**SHORT PROBLEM**
In the listing below, identify each line with the word "answer" and return those lines.
-- start --
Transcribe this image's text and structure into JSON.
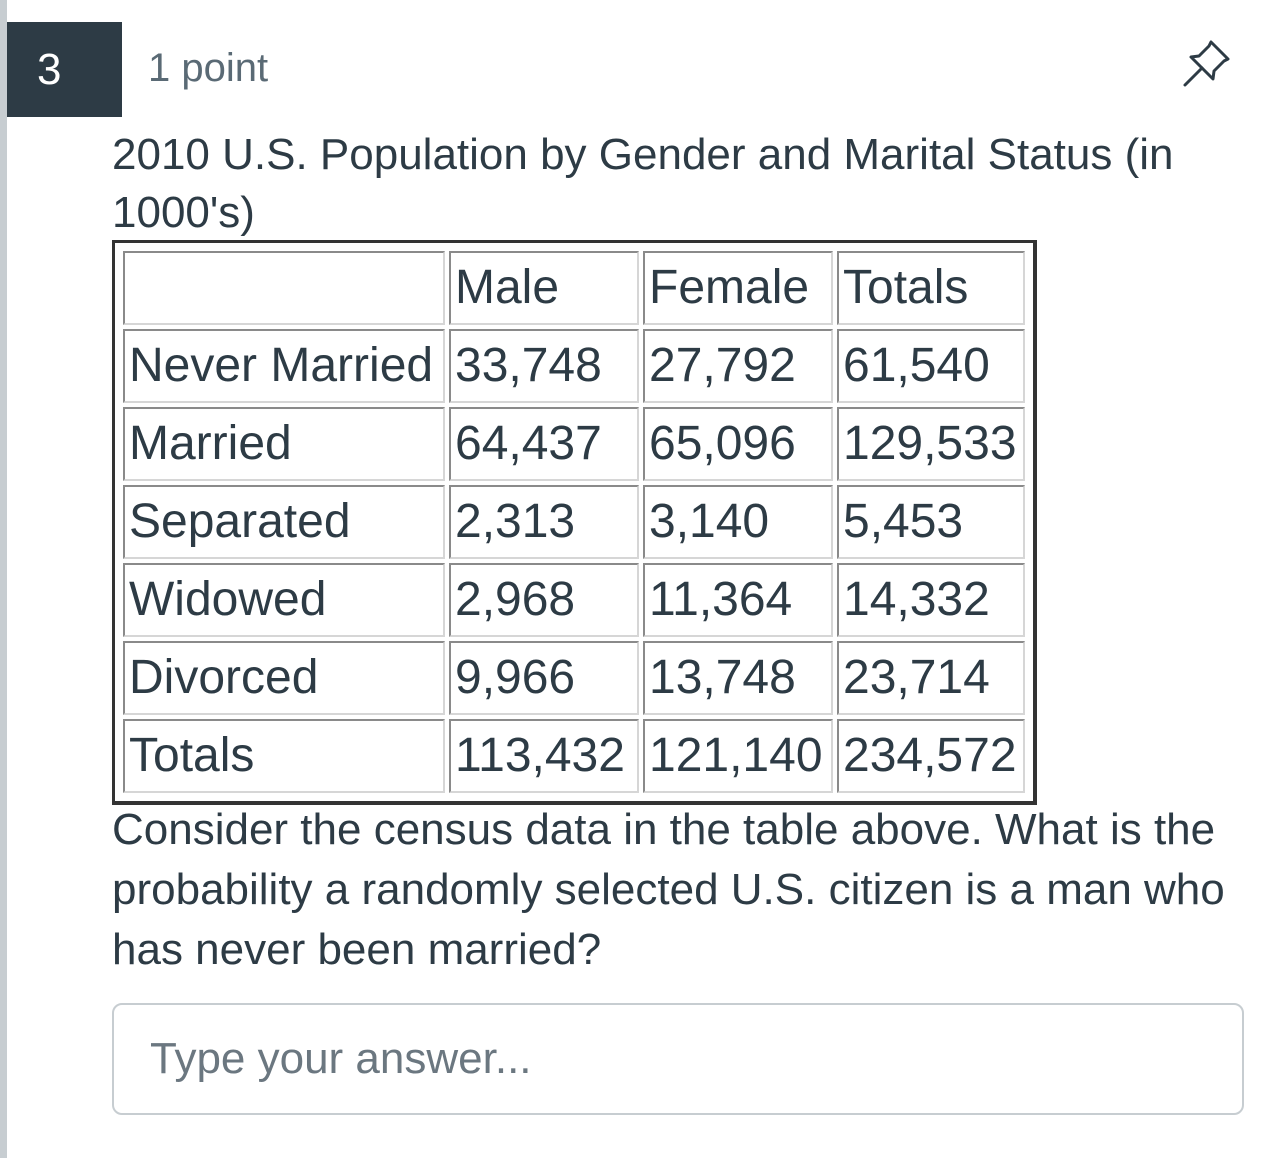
{
  "question": {
    "number": "3",
    "points": "1 point",
    "pin_icon": "pin-icon",
    "title": "2010 U.S. Population by Gender and Marital Status (in 1000's)",
    "table": {
      "header": [
        "",
        "Male",
        "Female",
        "Totals"
      ],
      "rows": [
        [
          "Never Married",
          "33,748",
          "27,792",
          "61,540"
        ],
        [
          "Married",
          "64,437",
          "65,096",
          "129,533"
        ],
        [
          "Separated",
          "2,313",
          "3,140",
          "5,453"
        ],
        [
          "Widowed",
          "2,968",
          "11,364",
          "14,332"
        ],
        [
          "Divorced",
          "9,966",
          "13,748",
          "23,714"
        ],
        [
          "Totals",
          "113,432",
          "121,140",
          "234,572"
        ]
      ]
    },
    "prompt": "Consider the census data in the table above. What is the probability a randomly selected U.S. citizen is a man who has never been married?",
    "answer": {
      "value": "",
      "placeholder": "Type your answer..."
    }
  }
}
-- end --
**CORRECT RESULT**
    "answer": {
      "placeholder": "Type your answer..."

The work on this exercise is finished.